• **Assigned task**
From the entries that follow, copy every line with the word "Research".

• **Records to process**
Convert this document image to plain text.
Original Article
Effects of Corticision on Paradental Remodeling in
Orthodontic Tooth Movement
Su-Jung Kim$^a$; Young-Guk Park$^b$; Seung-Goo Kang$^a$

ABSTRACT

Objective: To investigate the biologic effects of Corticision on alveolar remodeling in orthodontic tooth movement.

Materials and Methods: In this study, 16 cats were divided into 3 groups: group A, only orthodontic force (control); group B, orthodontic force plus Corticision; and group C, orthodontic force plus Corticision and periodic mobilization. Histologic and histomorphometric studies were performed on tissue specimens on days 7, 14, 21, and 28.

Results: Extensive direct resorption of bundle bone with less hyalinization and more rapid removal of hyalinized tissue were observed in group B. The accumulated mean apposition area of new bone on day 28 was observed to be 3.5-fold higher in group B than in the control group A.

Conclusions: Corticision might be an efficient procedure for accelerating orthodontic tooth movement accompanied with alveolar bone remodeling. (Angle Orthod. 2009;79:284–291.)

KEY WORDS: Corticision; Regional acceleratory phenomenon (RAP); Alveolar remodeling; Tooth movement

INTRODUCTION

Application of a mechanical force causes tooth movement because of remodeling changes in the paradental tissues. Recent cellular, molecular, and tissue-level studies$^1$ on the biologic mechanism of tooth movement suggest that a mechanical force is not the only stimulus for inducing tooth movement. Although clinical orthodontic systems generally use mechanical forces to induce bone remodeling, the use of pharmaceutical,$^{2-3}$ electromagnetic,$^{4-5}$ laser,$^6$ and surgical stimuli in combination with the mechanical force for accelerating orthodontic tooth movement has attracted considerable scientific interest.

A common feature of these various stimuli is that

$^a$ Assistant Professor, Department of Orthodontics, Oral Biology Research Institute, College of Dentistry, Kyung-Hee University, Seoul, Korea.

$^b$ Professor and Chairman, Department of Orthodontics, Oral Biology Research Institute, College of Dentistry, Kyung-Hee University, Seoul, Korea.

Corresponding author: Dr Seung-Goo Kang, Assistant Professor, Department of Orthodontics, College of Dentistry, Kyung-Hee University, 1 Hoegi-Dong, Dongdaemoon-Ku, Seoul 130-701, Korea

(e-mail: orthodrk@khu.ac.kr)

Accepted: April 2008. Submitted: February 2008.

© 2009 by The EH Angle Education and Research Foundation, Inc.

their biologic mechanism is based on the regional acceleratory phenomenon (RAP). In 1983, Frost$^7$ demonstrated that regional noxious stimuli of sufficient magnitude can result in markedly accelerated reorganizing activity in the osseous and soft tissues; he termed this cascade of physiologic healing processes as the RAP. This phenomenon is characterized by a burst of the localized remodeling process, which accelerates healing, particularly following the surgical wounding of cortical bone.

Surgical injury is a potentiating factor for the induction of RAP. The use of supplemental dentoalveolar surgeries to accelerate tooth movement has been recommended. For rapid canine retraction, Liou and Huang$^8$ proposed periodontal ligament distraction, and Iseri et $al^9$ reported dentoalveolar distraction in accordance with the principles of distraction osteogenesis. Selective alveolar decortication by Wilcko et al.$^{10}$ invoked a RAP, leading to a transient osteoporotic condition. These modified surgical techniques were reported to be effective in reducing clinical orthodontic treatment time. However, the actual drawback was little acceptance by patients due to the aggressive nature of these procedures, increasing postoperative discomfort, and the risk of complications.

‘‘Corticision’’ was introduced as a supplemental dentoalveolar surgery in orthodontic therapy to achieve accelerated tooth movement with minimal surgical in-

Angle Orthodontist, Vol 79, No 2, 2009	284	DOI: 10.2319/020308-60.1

• **Response**
$^a$ Assistant Professor, Department of Orthodontics, Oral Biology Research Institute, College of Dentistry, Kyung-Hee University, Seoul, Korea.
$^b$ Professor and Chairman, Department of Orthodontics, Oral Biology Research Institute, College of Dentistry, Kyung-Hee University, Seoul, Korea.
© 2009 by The EH Angle Education and Research Foundation, Inc.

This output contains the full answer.